• [WHAT YOU ARE ASKED TO DO]:
Repeat the entries that follow verbatim, without any of their pictures.

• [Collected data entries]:
* BEGIN *

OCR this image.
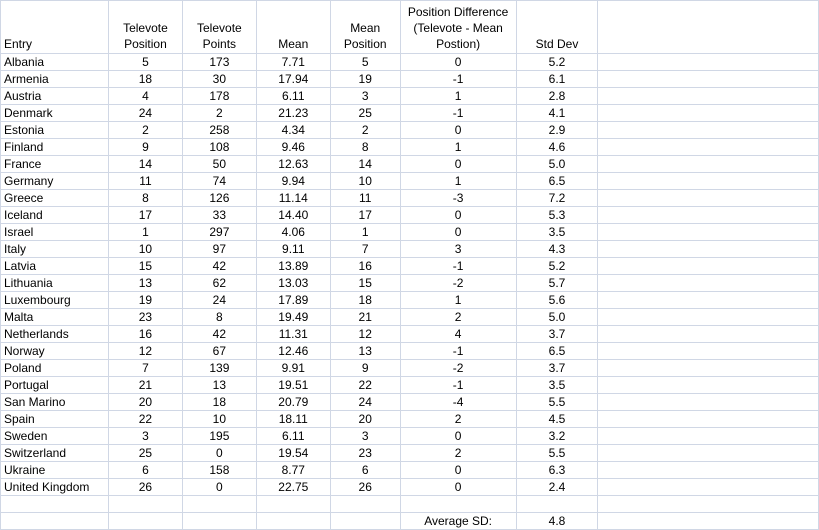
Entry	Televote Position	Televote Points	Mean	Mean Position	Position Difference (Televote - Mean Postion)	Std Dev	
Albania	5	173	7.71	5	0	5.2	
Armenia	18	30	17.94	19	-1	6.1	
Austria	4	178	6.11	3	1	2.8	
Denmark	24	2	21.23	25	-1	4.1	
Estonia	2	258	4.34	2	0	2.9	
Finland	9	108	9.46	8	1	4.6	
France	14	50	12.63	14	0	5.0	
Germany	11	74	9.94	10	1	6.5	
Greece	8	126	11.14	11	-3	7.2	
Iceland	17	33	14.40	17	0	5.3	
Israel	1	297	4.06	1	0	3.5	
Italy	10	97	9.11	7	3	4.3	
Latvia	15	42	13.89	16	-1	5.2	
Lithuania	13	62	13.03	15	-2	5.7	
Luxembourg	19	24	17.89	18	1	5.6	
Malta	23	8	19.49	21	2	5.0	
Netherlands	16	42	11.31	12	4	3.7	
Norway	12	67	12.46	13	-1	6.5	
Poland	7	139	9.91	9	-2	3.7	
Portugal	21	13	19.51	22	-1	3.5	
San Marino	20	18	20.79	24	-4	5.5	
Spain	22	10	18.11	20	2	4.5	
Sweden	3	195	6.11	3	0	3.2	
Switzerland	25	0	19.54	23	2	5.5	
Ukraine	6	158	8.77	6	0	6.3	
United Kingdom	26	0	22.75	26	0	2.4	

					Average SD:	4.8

* END *

• [THE RESPONSE]:
OCR this image.
Entry	Televote Position	Televote Points	Mean	Mean Position	Position Difference (Televote - Mean Postion)	Std Dev	
Albania	5	173	7.71	5	0	5.2	
Armenia	18	30	17.94	19	-1	6.1	
Austria	4	178	6.11	3	1	2.8	
Denmark	24	2	21.23	25	-1	4.1	
Estonia	2	258	4.34	2	0	2.9	
Finland	9	108	9.46	8	1	4.6	
France	14	50	12.63	14	0	5.0	
Germany	11	74	9.94	10	1	6.5	
Greece	8	126	11.14	11	-3	7.2	
Iceland	17	33	14.40	17	0	5.3	
Israel	1	297	4.06	1	0	3.5	
Italy	10	97	9.11	7	3	4.3	
Latvia	15	42	13.89	16	-1	5.2	
Lithuania	13	62	13.03	15	-2	5.7	
Luxembourg	19	24	17.89	18	1	5.6	
Malta	23	8	19.49	21	2	5.0	
Netherlands	16	42	11.31	12	4	3.7	
Norway	12	67	12.46	13	-1	6.5	
Poland	7	139	9.91	9	-2	3.7	
Portugal	21	13	19.51	22	-1	3.5	
San Marino	20	18	20.79	24	-4	5.5	
Spain	22	10	18.11	20	2	4.5	
Sweden	3	195	6.11	3	0	3.2	
Switzerland	25	0	19.54	23	2	5.5	
Ukraine	6	158	8.77	6	0	6.3	
United Kingdom	26	0	22.75	26	0	2.4	

					Average SD:	4.8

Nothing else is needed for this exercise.